Look through the material below. Copy each line that contains the string "JSON".

——

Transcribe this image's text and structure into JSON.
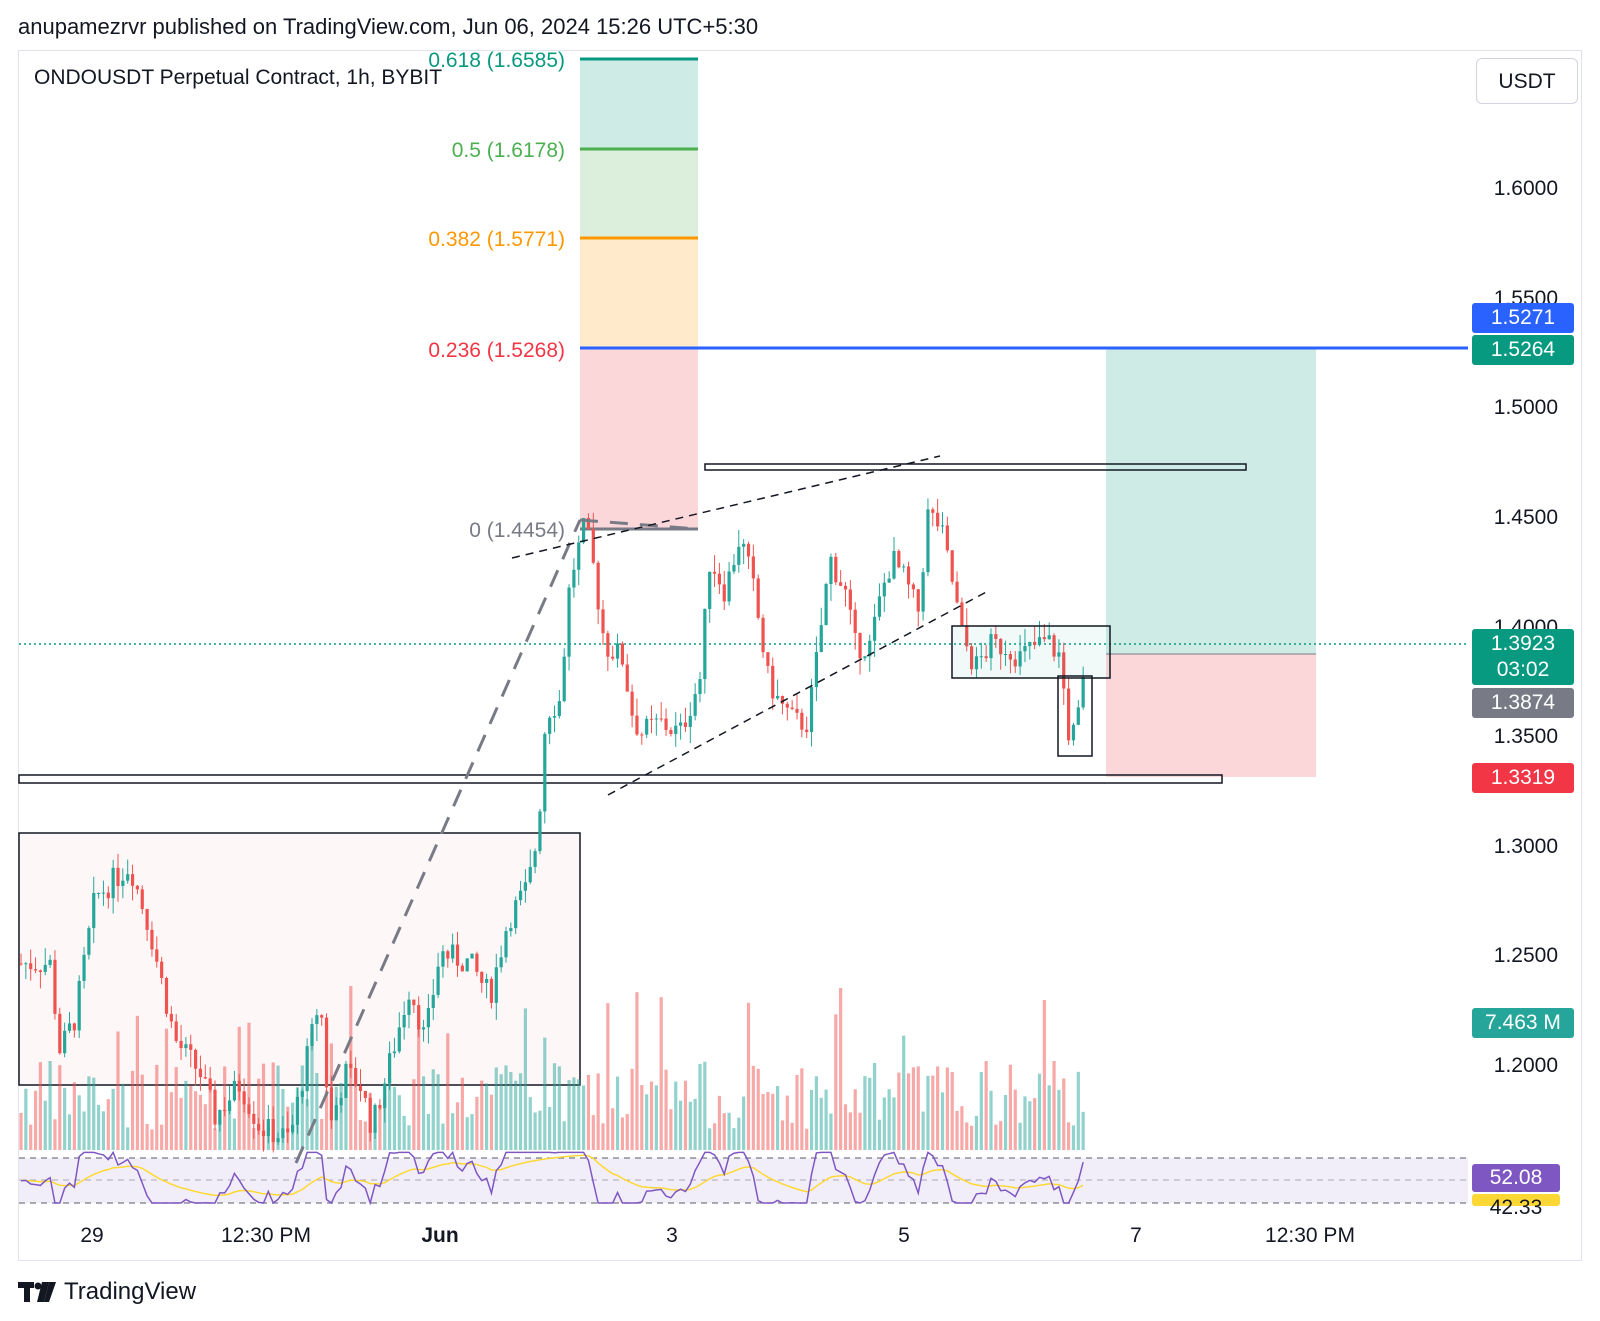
{
  "header": {
    "published": "anupamezrvr published on TradingView.com, Jun 06, 2024 15:26 UTC+5:30"
  },
  "symbol": {
    "title": "ONDOUSDT Perpetual Contract, 1h, BYBIT"
  },
  "currency_button": "USDT",
  "footer": {
    "brand": "TradingView"
  },
  "chart_data": {
    "type": "candlestick",
    "symbol": "ONDOUSDT Perpetual Contract",
    "interval": "1h",
    "exchange": "BYBIT",
    "y_axis": {
      "ticks": [
        "1.6000",
        "1.5500",
        "1.5000",
        "1.4500",
        "1.4000",
        "1.3500",
        "1.3000",
        "1.2500",
        "1.2000"
      ],
      "range": [
        1.175,
        1.665
      ]
    },
    "x_axis": {
      "ticks": [
        "29",
        "12:30 PM",
        "Jun",
        "3",
        "5",
        "7",
        "12:30 PM"
      ]
    },
    "fibonacci": [
      {
        "label": "0.618 (1.6585)",
        "level": 1.6585,
        "color": "#089981"
      },
      {
        "label": "0.5 (1.6178)",
        "level": 1.6178,
        "color": "#4caf50"
      },
      {
        "label": "0.382 (1.5771)",
        "level": 1.5771,
        "color": "#ff9800"
      },
      {
        "label": "0.236 (1.5268)",
        "level": 1.5268,
        "color": "#f23645"
      },
      {
        "label": "0 (1.4454)",
        "level": 1.4454,
        "color": "#787b86"
      }
    ],
    "price_labels": [
      {
        "value": "1.5271",
        "color": "#2962ff"
      },
      {
        "value": "1.5264",
        "color": "#089981"
      },
      {
        "value": "1.3923",
        "sub": "03:02",
        "color": "#089981"
      },
      {
        "value": "1.3874",
        "color": "#787b86"
      },
      {
        "value": "1.3319",
        "color": "#f23645"
      },
      {
        "value": "7.463 M",
        "color": "#26a69a"
      }
    ],
    "long_position": {
      "entry": 1.3874,
      "target": 1.5264,
      "stop": 1.3319
    },
    "current_price": 1.3923,
    "candle_close_countdown": "03:02",
    "last_volume": "7.463 M",
    "rsi": {
      "value": "52.08",
      "ma": "42.33",
      "upper": 70,
      "mid": 50,
      "lower": 30
    },
    "colors": {
      "up": "#26a69a",
      "down": "#ef5350",
      "fib_line": "#2962ff",
      "rsi_line": "#7e57c2",
      "rsi_ma": "#fdd835"
    }
  }
}
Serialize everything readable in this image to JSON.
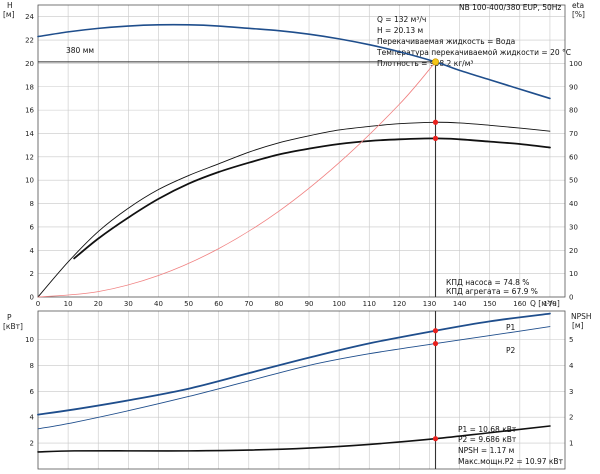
{
  "chart_data": [
    {
      "type": "line",
      "title": "NB 100-400/380 EUP, 50Hz",
      "xlabel": "Q [м³/ч]",
      "x_unit": "м³/ч",
      "ylabel_left": "H",
      "ylabel_left_unit": "[м]",
      "ylabel_right": "eta",
      "ylabel_right_unit": "[%]",
      "xlim": [
        0,
        175
      ],
      "ylim_left": [
        0,
        25
      ],
      "ylim_right": [
        0,
        125
      ],
      "x_ticks": [
        0,
        10,
        20,
        30,
        40,
        50,
        60,
        70,
        80,
        90,
        100,
        110,
        120,
        130,
        140,
        150,
        160,
        170
      ],
      "y_ticks_left": [
        0,
        2,
        4,
        6,
        8,
        10,
        12,
        14,
        16,
        18,
        20,
        22,
        24
      ],
      "y_ticks_right": [
        0,
        10,
        20,
        30,
        40,
        50,
        60,
        70,
        80,
        90,
        100
      ],
      "grid": true,
      "curve_label": "380 мм",
      "series": [
        {
          "name": "",
          "axis": "left",
          "color": "#1f4e8c",
          "x": [
            0,
            10,
            20,
            30,
            40,
            50,
            60,
            70,
            80,
            90,
            100,
            110,
            120,
            132,
            140,
            150,
            160,
            170
          ],
          "y": [
            22.3,
            22.7,
            23.0,
            23.2,
            23.3,
            23.3,
            23.2,
            23.0,
            22.8,
            22.5,
            22.1,
            21.6,
            21.0,
            20.13,
            19.4,
            18.6,
            17.8,
            17.0
          ]
        },
        {
          "name": "",
          "axis": "right",
          "color": "#111111",
          "width": 0.9,
          "x": [
            0,
            10,
            20,
            30,
            40,
            50,
            60,
            70,
            80,
            90,
            100,
            110,
            120,
            132,
            140,
            150,
            160,
            170
          ],
          "y": [
            0,
            15,
            28,
            38,
            46,
            52,
            57,
            62,
            66,
            69,
            71.5,
            73,
            74.2,
            74.8,
            74.5,
            73.5,
            72.3,
            71.0
          ]
        },
        {
          "name": "",
          "axis": "right",
          "color": "#111111",
          "width": 1.8,
          "x": [
            12,
            20,
            30,
            40,
            50,
            60,
            70,
            80,
            90,
            100,
            110,
            120,
            132,
            140,
            150,
            160,
            170
          ],
          "y": [
            16.5,
            25,
            34,
            42,
            48.5,
            53.5,
            57.5,
            61,
            63.5,
            65.5,
            66.8,
            67.5,
            67.9,
            67.5,
            66.5,
            65.5,
            64.0
          ]
        },
        {
          "name": "",
          "axis": "left",
          "color": "#f08080",
          "width": 0.8,
          "x": [
            0,
            20,
            40,
            60,
            80,
            100,
            120,
            132
          ],
          "y": [
            0,
            0.46,
            1.84,
            4.14,
            7.35,
            11.5,
            16.5,
            20.13
          ]
        }
      ],
      "duty_point": {
        "x": 132,
        "y": 20.13
      },
      "markers": [
        {
          "x": 132,
          "y": 74.8,
          "axis": "right"
        },
        {
          "x": 132,
          "y": 67.9,
          "axis": "right"
        }
      ],
      "annotations": [
        "Q = 132 м³/ч",
        "H = 20.13 м",
        "Перекачиваемая жидкость = Вода",
        "Температура перекачиваемой жидкости = 20 °C",
        "Плотность = 998.2 кг/м³"
      ],
      "efficiency_notes": [
        "КПД насоса = 74.8 %",
        "КПД агрегата = 67.9 %"
      ],
      "colors": {
        "grid": "#c8c8c8",
        "h_curve": "#1f4e8c",
        "system_curve": "#f08080",
        "duty": "#f5c518",
        "marker": "#e8211e"
      }
    },
    {
      "type": "line",
      "title": "",
      "xlabel": "",
      "ylabel_left": "P",
      "ylabel_left_unit": "[кВт]",
      "ylabel_right": "NPSH",
      "ylabel_right_unit": "[м]",
      "xlim": [
        0,
        175
      ],
      "ylim_left": [
        0,
        12.2
      ],
      "ylim_right": [
        0,
        6.1
      ],
      "y_ticks_left": [
        2,
        4,
        6,
        8,
        10
      ],
      "y_ticks_right": [
        1,
        2,
        3,
        4,
        5
      ],
      "grid": true,
      "series": [
        {
          "name": "P1",
          "axis": "left",
          "color": "#1f4e8c",
          "width": 1.8,
          "x": [
            0,
            12,
            30,
            50,
            70,
            90,
            110,
            132,
            150,
            170
          ],
          "y": [
            4.2,
            4.6,
            5.3,
            6.2,
            7.4,
            8.6,
            9.7,
            10.68,
            11.4,
            12.0
          ]
        },
        {
          "name": "P2",
          "axis": "left",
          "color": "#1f4e8c",
          "width": 0.9,
          "x": [
            0,
            12,
            30,
            50,
            70,
            90,
            110,
            132,
            150,
            170
          ],
          "y": [
            3.1,
            3.6,
            4.5,
            5.6,
            6.8,
            8.0,
            8.9,
            9.686,
            10.3,
            11.0
          ]
        },
        {
          "name": "NPSH",
          "axis": "right",
          "color": "#111111",
          "width": 1.6,
          "x": [
            0,
            12,
            30,
            50,
            70,
            90,
            110,
            132,
            150,
            170
          ],
          "y": [
            0.66,
            0.7,
            0.7,
            0.7,
            0.73,
            0.81,
            0.95,
            1.17,
            1.4,
            1.66
          ]
        }
      ],
      "markers": [
        {
          "x": 132,
          "y": 10.68,
          "axis": "left"
        },
        {
          "x": 132,
          "y": 9.686,
          "axis": "left"
        },
        {
          "x": 132,
          "y": 1.17,
          "axis": "right"
        }
      ],
      "annotations": [
        "P1 = 10.68 кВт",
        "P2 = 9.686 кВт",
        "NPSH = 1.17 м",
        "Макс.мощн.P2 = 10.97 кВт"
      ]
    }
  ]
}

——

Response to this task -
Transcribe this image's text and structure into JSON.
Serialize everything readable in this image to JSON.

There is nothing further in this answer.